## Start
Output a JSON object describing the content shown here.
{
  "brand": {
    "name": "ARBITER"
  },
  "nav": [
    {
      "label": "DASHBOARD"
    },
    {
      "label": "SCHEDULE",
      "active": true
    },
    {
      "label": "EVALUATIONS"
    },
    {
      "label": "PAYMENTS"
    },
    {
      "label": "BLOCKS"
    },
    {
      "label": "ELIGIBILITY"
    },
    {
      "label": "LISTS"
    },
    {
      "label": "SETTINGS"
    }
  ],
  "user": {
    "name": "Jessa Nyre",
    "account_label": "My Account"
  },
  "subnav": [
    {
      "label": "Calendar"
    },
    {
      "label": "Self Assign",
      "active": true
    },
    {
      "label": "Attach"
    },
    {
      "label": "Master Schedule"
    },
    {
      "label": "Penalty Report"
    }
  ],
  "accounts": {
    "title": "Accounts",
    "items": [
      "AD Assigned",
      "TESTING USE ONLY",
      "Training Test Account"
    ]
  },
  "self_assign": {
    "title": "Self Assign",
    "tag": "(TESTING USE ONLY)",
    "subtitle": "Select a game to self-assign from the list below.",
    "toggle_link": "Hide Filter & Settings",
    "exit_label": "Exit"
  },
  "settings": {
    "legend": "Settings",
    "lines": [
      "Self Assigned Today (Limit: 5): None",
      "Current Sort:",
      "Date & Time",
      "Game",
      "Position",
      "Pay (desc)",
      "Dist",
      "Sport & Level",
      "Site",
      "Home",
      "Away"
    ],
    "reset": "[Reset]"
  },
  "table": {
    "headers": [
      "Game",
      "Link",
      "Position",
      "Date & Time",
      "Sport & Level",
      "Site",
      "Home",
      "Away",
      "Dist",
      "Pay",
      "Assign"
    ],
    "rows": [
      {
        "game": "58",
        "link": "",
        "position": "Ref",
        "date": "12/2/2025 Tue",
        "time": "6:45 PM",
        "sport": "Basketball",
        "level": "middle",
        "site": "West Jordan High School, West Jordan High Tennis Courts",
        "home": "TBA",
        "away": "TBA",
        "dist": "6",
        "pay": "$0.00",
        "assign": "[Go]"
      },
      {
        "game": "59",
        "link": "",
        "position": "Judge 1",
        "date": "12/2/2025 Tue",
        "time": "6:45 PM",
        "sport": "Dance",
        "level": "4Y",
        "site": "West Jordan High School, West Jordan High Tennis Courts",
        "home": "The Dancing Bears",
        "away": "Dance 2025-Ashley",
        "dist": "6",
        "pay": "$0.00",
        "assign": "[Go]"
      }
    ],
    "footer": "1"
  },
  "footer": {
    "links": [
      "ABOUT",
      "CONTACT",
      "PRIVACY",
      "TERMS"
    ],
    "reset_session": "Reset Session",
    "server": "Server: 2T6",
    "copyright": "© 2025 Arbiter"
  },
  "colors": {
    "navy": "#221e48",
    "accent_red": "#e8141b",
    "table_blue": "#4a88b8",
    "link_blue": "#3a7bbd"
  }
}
## End
● What you have to do
Retype the records above exactly.

● Exercise result
Output a JSON object describing the content shown here.
{
  "brand": {
    "name": "ARBITER"
  },
  "nav": [
    {
      "label": "DASHBOARD"
    },
    {
      "label": "SCHEDULE",
      "active": true
    },
    {
      "label": "EVALUATIONS"
    },
    {
      "label": "PAYMENTS"
    },
    {
      "label": "BLOCKS"
    },
    {
      "label": "ELIGIBILITY"
    },
    {
      "label": "LISTS"
    },
    {
      "label": "SETTINGS"
    }
  ],
  "user": {
    "name": "Jessa Nyre",
    "account_label": "My Account"
  },
  "subnav": [
    {
      "label": "Calendar"
    },
    {
      "label": "Self Assign",
      "active": true
    },
    {
      "label": "Attach"
    },
    {
      "label": "Master Schedule"
    },
    {
      "label": "Penalty Report"
    }
  ],
  "accounts": {
    "title": "Accounts",
    "items": [
      "AD Assigned",
      "TESTING USE ONLY",
      "Training Test Account"
    ]
  },
  "self_assign": {
    "title": "Self Assign",
    "tag": "(TESTING USE ONLY)",
    "subtitle": "Select a game to self-assign from the list below.",
    "toggle_link": "Hide Filter & Settings",
    "exit_label": "Exit"
  },
  "settings": {
    "legend": "Settings",
    "lines": [
      "Self Assigned Today (Limit: 5): None",
      "Current Sort:",
      "Date & Time",
      "Game",
      "Position",
      "Pay (desc)",
      "Dist",
      "Sport & Level",
      "Site",
      "Home",
      "Away"
    ],
    "reset": "[Reset]"
  },
  "table": {
    "headers": [
      "Game",
      "Link",
      "Position",
      "Date & Time",
      "Sport & Level",
      "Site",
      "Home",
      "Away",
      "Dist",
      "Pay",
      "Assign"
    ],
    "rows": [
      {
        "game": "58",
        "link": "",
        "position": "Ref",
        "date": "12/2/2025 Tue",
        "time": "6:45 PM",
        "sport": "Basketball",
        "level": "middle",
        "site": "West Jordan High School, West Jordan High Tennis Courts",
        "home": "TBA",
        "away": "TBA",
        "dist": "6",
        "pay": "$0.00",
        "assign": "[Go]"
      },
      {
        "game": "59",
        "link": "",
        "position": "Judge 1",
        "date": "12/2/2025 Tue",
        "time": "6:45 PM",
        "sport": "Dance",
        "level": "4Y",
        "site": "West Jordan High School, West Jordan High Tennis Courts",
        "home": "The Dancing Bears",
        "away": "Dance 2025-Ashley",
        "dist": "6",
        "pay": "$0.00",
        "assign": "[Go]"
      }
    ],
    "footer": "1"
  },
  "footer": {
    "links": [
      "ABOUT",
      "CONTACT",
      "PRIVACY",
      "TERMS"
    ],
    "reset_session": "Reset Session",
    "server": "Server: 2T6",
    "copyright": "© 2025 Arbiter"
  },
  "colors": {
    "navy": "#221e48",
    "accent_red": "#e8141b",
    "table_blue": "#4a88b8",
    "link_blue": "#3a7bbd"
  }
}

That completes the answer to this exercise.